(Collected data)
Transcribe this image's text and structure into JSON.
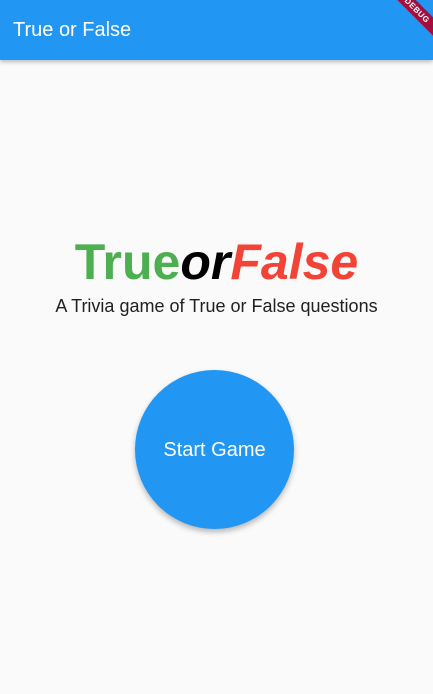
{
  "app_bar": {
    "title": "True or False",
    "color": "#2196f3"
  },
  "debug_banner": {
    "label": "DEBUG"
  },
  "logo": {
    "part_true": "True",
    "part_or": "or",
    "part_false": "False",
    "colors": {
      "true": "#4caf50",
      "or": "#000000",
      "false": "#f44336"
    }
  },
  "subtitle": "A Trivia game of True or False questions",
  "start_button": {
    "label": "Start Game",
    "color": "#2196f3"
  }
}
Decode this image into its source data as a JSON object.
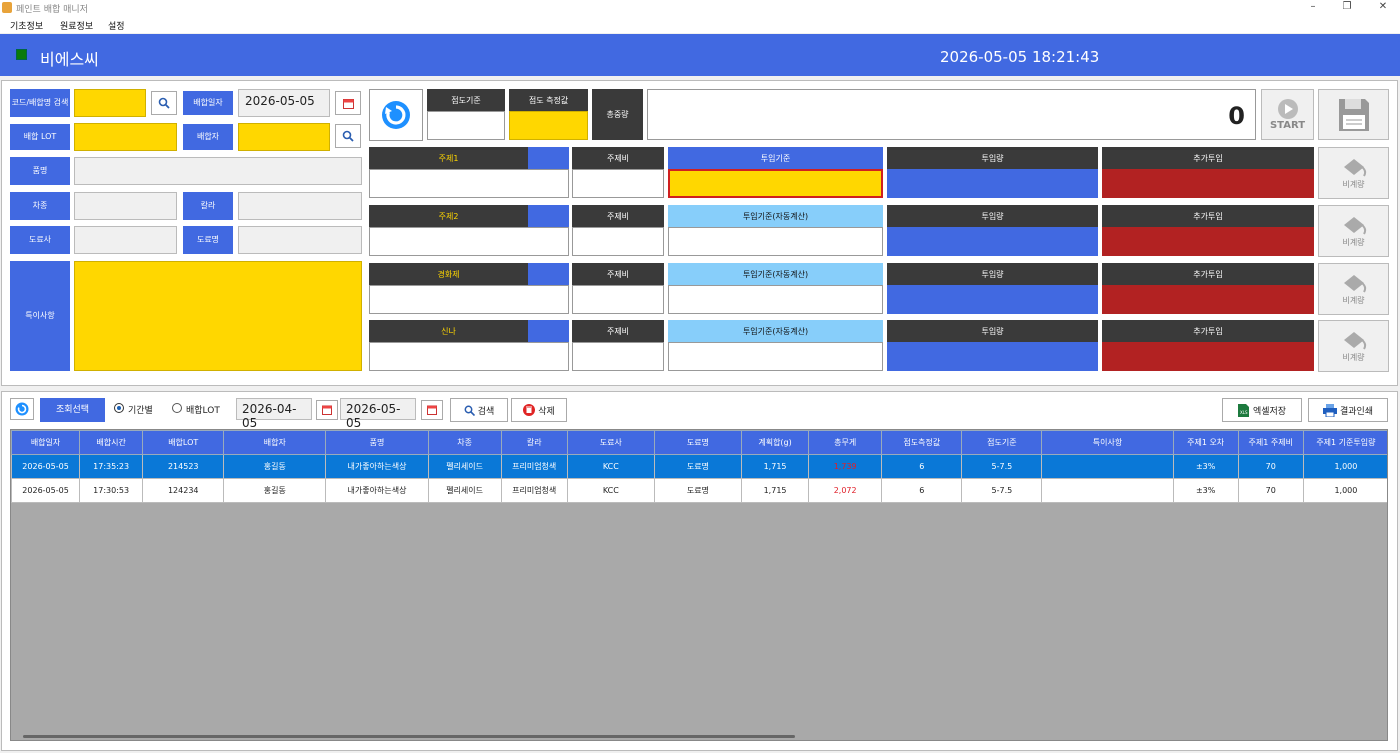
{
  "window": {
    "title": "페인트 배합 매니저",
    "min": "–",
    "max": "❐",
    "close": "✕"
  },
  "menu": [
    "기초정보",
    "원료정보",
    "설정"
  ],
  "header": {
    "company": "비에스씨",
    "datetime": "2026-05-05  18:21:43"
  },
  "form": {
    "code_search_label": "코드/배합명 검색",
    "mix_date_label": "배합일자",
    "mix_date_value": "2026-05-05",
    "lot_label": "배합 LOT",
    "mixer_label": "배합자",
    "product_label": "품명",
    "car_label": "차종",
    "color_label": "칼라",
    "paint_co_label": "도료사",
    "paint_name_label": "도료명",
    "notes_label": "특이사항"
  },
  "measure": {
    "viscosity_std_label": "점도기준",
    "viscosity_meas_label": "점도 측정값",
    "total_weight_label": "총중량",
    "total_weight_value": "0",
    "start_label": "START"
  },
  "rows": [
    {
      "name": "주제1",
      "ratio": "주제비",
      "std": "투입기준",
      "input": "투입량",
      "extra": "추가투입",
      "btn": "비계량"
    },
    {
      "name": "주제2",
      "ratio": "주제비",
      "std": "투입기준(자동계산)",
      "input": "투입량",
      "extra": "추가투입",
      "btn": "비계량"
    },
    {
      "name": "경화제",
      "ratio": "주제비",
      "std": "투입기준(자동계산)",
      "input": "투입량",
      "extra": "추가투입",
      "btn": "비계량"
    },
    {
      "name": "신나",
      "ratio": "주제비",
      "std": "투입기준(자동계산)",
      "input": "투입량",
      "extra": "추가투입",
      "btn": "비계량"
    }
  ],
  "query": {
    "select_label": "조회선택",
    "period_label": "기간별",
    "lot_label": "배합LOT",
    "date_from": "2026-04-05",
    "date_to": "2026-05-05",
    "search_label": "검색",
    "delete_label": "삭제",
    "excel_label": "엑셀저장",
    "print_label": "결과인쇄"
  },
  "table": {
    "columns": [
      "배합일자",
      "배합시간",
      "배합LOT",
      "배합자",
      "품명",
      "차종",
      "칼라",
      "도료사",
      "도료명",
      "계획합(g)",
      "총무게",
      "점도측정값",
      "점도기준",
      "특이사항",
      "주제1 오차",
      "주제1 주제비",
      "주제1 기준투입량"
    ],
    "rows": [
      [
        "2026-05-05",
        "17:35:23",
        "214523",
        "홍길동",
        "내가좋아하는색상",
        "펠리세이드",
        "프리미엄청색",
        "KCC",
        "도료명",
        "1,715",
        "1,739",
        "6",
        "5-7.5",
        "",
        "±3%",
        "70",
        "1,000"
      ],
      [
        "2026-05-05",
        "17:30:53",
        "124234",
        "홍길동",
        "내가좋아하는색상",
        "펠리세이드",
        "프리미엄청색",
        "KCC",
        "도료명",
        "1,715",
        "2,072",
        "6",
        "5-7.5",
        "",
        "±3%",
        "70",
        "1,000"
      ]
    ]
  },
  "colors": {
    "accent": "#4169e1",
    "yellow": "#ffd700",
    "red": "#b22222",
    "selected": "#0a78d7"
  }
}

→ Task to complete
Without the pictures, repeat the listing above exactly.

→ Solved problem
Transcribe this image's text and structure into JSON.
{
  "app_bar": {
    "title": "True or False",
    "color": "#2196f3"
  },
  "debug_banner": {
    "label": "DEBUG"
  },
  "logo": {
    "part_true": "True",
    "part_or": "or",
    "part_false": "False",
    "colors": {
      "true": "#4caf50",
      "or": "#000000",
      "false": "#f44336"
    }
  },
  "subtitle": "A Trivia game of True or False questions",
  "start_button": {
    "label": "Start Game",
    "color": "#2196f3"
  }
}
Decode this image into its source data as a JSON object.
{
  "window": {
    "title": "페인트 배합 매니저",
    "min": "–",
    "max": "❐",
    "close": "✕"
  },
  "menu": [
    "기초정보",
    "원료정보",
    "설정"
  ],
  "header": {
    "company": "비에스씨",
    "datetime": "2026-05-05  18:21:43"
  },
  "form": {
    "code_search_label": "코드/배합명 검색",
    "mix_date_label": "배합일자",
    "mix_date_value": "2026-05-05",
    "lot_label": "배합 LOT",
    "mixer_label": "배합자",
    "product_label": "품명",
    "car_label": "차종",
    "color_label": "칼라",
    "paint_co_label": "도료사",
    "paint_name_label": "도료명",
    "notes_label": "특이사항"
  },
  "measure": {
    "viscosity_std_label": "점도기준",
    "viscosity_meas_label": "점도 측정값",
    "total_weight_label": "총중량",
    "total_weight_value": "0",
    "start_label": "START"
  },
  "rows": [
    {
      "name": "주제1",
      "ratio": "주제비",
      "std": "투입기준",
      "input": "투입량",
      "extra": "추가투입",
      "btn": "비계량"
    },
    {
      "name": "주제2",
      "ratio": "주제비",
      "std": "투입기준(자동계산)",
      "input": "투입량",
      "extra": "추가투입",
      "btn": "비계량"
    },
    {
      "name": "경화제",
      "ratio": "주제비",
      "std": "투입기준(자동계산)",
      "input": "투입량",
      "extra": "추가투입",
      "btn": "비계량"
    },
    {
      "name": "신나",
      "ratio": "주제비",
      "std": "투입기준(자동계산)",
      "input": "투입량",
      "extra": "추가투입",
      "btn": "비계량"
    }
  ],
  "query": {
    "select_label": "조회선택",
    "period_label": "기간별",
    "lot_label": "배합LOT",
    "date_from": "2026-04-05",
    "date_to": "2026-05-05",
    "search_label": "검색",
    "delete_label": "삭제",
    "excel_label": "엑셀저장",
    "print_label": "결과인쇄"
  },
  "table": {
    "columns": [
      "배합일자",
      "배합시간",
      "배합LOT",
      "배합자",
      "품명",
      "차종",
      "칼라",
      "도료사",
      "도료명",
      "계획합(g)",
      "총무게",
      "점도측정값",
      "점도기준",
      "특이사항",
      "주제1 오차",
      "주제1 주제비",
      "주제1 기준투입량"
    ],
    "rows": [
      [
        "2026-05-05",
        "17:35:23",
        "214523",
        "홍길동",
        "내가좋아하는색상",
        "펠리세이드",
        "프리미엄청색",
        "KCC",
        "도료명",
        "1,715",
        "1,739",
        "6",
        "5-7.5",
        "",
        "±3%",
        "70",
        "1,000"
      ],
      [
        "2026-05-05",
        "17:30:53",
        "124234",
        "홍길동",
        "내가좋아하는색상",
        "펠리세이드",
        "프리미엄청색",
        "KCC",
        "도료명",
        "1,715",
        "2,072",
        "6",
        "5-7.5",
        "",
        "±3%",
        "70",
        "1,000"
      ]
    ]
  },
  "colors": {
    "accent": "#4169e1",
    "yellow": "#ffd700",
    "red": "#b22222",
    "selected": "#0a78d7"
  }
}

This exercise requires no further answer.